* [Collected data entries]

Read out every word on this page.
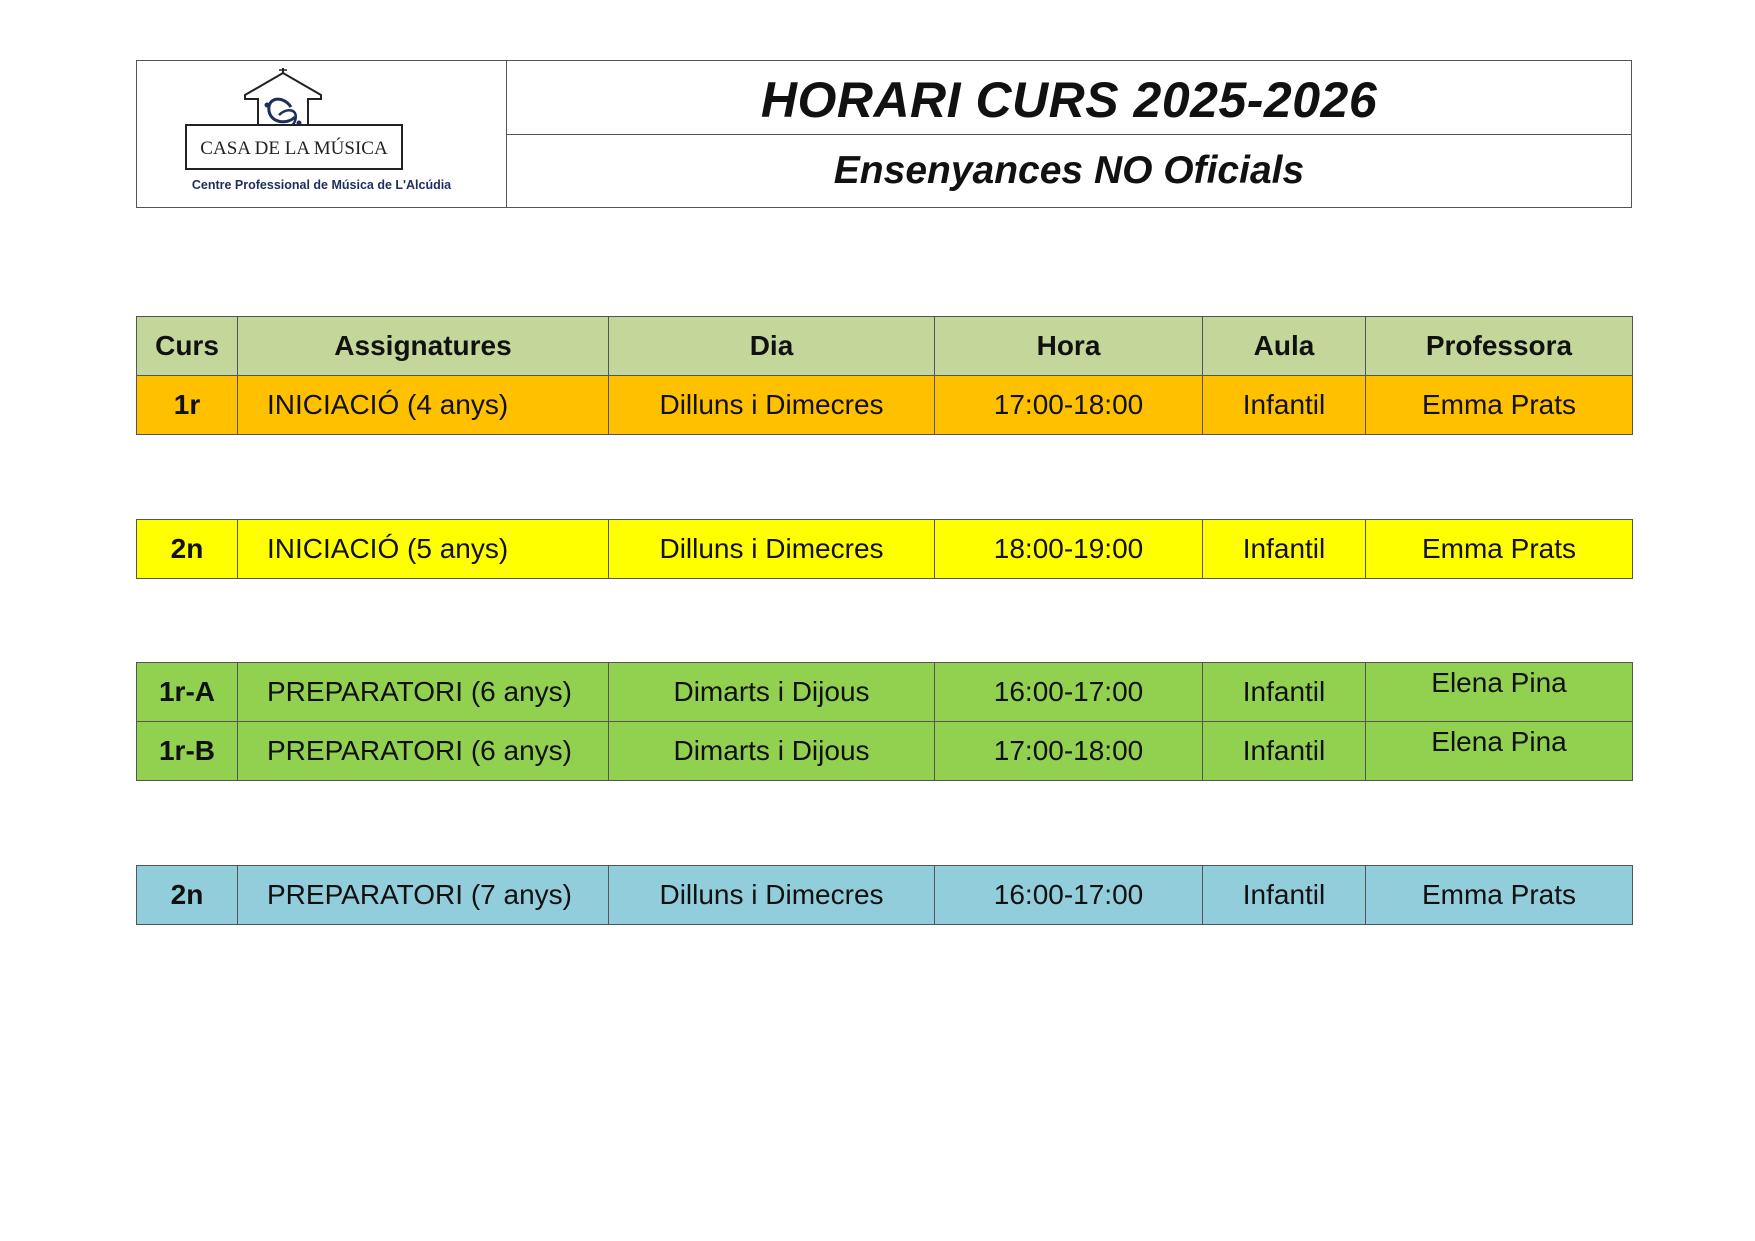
CASA DE LA MÚSICA
Centre Professional de Música de L'Alcúdia
HORARI CURS 2025-2026
Ensenyances NO Oficials
Curs	Assignatures	Dia	Hora	Aula	Professora
1r	INICIACIÓ (4 anys)	Dilluns i Dimecres	17:00-18:00	Infantil	Emma Prats
2n	INICIACIÓ (5 anys)	Dilluns i Dimecres	18:00-19:00	Infantil	Emma Prats
1r-A	PREPARATORI (6 anys)	Dimarts i Dijous	16:00-17:00	Infantil	Elena Pina
1r-B	PREPARATORI (6 anys)	Dimarts i Dijous	17:00-18:00	Infantil	Elena Pina
2n	PREPARATORI (7 anys)	Dilluns i Dimecres	16:00-17:00	Infantil	Emma Prats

* [Goal of the exercise] Make an exact copy of every record, pictures excluded.

* [Answer to this task]
Read out every word on this page.
CASA DE LA MÚSICA
Centre Professional de Música de L'Alcúdia
HORARI CURS 2025-2026
Ensenyances NO Oficials
Curs	Assignatures	Dia	Hora	Aula	Professora
1r	INICIACIÓ (4 anys)	Dilluns i Dimecres	17:00-18:00	Infantil	Emma Prats
2n	INICIACIÓ (5 anys)	Dilluns i Dimecres	18:00-19:00	Infantil	Emma Prats
1r-A	PREPARATORI (6 anys)	Dimarts i Dijous	16:00-17:00	Infantil	Elena Pina
1r-B	PREPARATORI (6 anys)	Dimarts i Dijous	17:00-18:00	Infantil	Elena Pina
2n	PREPARATORI (7 anys)	Dilluns i Dimecres	16:00-17:00	Infantil	Emma Prats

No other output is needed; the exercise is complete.